DATA SUPPLIED |
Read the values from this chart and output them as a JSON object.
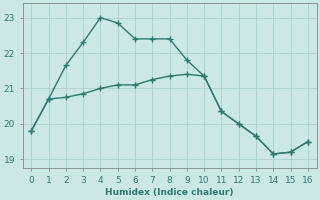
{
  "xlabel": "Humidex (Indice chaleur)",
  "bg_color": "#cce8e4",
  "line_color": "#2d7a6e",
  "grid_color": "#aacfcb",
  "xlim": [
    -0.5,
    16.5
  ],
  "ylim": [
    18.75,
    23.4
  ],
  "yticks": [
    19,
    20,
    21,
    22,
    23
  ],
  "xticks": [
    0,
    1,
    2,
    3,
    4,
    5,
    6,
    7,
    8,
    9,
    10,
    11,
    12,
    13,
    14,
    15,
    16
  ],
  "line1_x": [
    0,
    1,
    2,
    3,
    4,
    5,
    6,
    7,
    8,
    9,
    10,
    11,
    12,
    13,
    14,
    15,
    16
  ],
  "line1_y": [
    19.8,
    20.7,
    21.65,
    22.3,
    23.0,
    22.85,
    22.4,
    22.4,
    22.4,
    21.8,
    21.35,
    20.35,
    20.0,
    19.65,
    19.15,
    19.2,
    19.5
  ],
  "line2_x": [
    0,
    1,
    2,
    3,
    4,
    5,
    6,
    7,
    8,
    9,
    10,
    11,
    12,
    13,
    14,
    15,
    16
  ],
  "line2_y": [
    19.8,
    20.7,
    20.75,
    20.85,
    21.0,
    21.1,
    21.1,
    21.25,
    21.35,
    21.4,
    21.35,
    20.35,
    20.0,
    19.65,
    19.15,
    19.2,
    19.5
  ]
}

--

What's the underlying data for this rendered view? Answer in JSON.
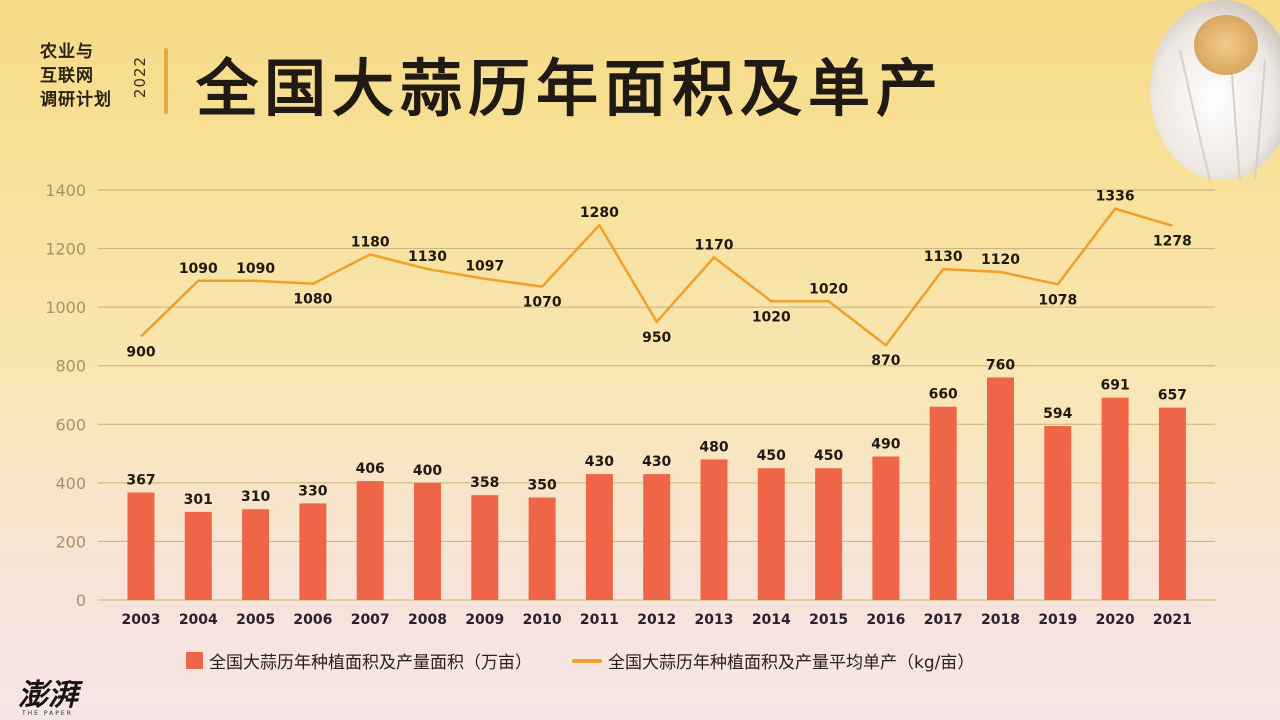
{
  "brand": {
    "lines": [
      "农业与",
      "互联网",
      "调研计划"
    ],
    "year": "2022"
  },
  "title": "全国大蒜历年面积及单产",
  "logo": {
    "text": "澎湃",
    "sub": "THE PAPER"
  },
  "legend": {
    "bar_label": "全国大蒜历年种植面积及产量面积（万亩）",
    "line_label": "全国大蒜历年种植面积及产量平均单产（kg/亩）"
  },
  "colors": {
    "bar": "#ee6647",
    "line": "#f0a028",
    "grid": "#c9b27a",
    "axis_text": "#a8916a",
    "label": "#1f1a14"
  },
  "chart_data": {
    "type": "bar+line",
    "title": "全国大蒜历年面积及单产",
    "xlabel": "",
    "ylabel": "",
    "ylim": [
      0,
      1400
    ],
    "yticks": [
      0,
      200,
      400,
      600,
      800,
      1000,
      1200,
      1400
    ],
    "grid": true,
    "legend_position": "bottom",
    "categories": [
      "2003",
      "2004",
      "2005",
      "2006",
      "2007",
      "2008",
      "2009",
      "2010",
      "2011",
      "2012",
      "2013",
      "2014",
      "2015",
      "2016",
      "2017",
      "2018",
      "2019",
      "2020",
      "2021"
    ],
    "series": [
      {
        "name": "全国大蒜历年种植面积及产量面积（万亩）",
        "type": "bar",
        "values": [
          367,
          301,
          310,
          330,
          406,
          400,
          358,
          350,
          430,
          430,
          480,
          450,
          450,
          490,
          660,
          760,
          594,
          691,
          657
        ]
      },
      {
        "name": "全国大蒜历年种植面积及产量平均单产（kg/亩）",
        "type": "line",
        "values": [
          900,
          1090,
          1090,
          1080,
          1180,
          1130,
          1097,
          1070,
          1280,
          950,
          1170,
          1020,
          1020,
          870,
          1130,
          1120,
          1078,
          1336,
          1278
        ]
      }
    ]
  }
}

WHAT TO DO | Identify every line above with the string "xlabel" in it. Copy those lines.

SOLUTION TO THE PROBLEM |
  "xlabel": "Humidex (Indice chaleur)",
    "xlabel": "",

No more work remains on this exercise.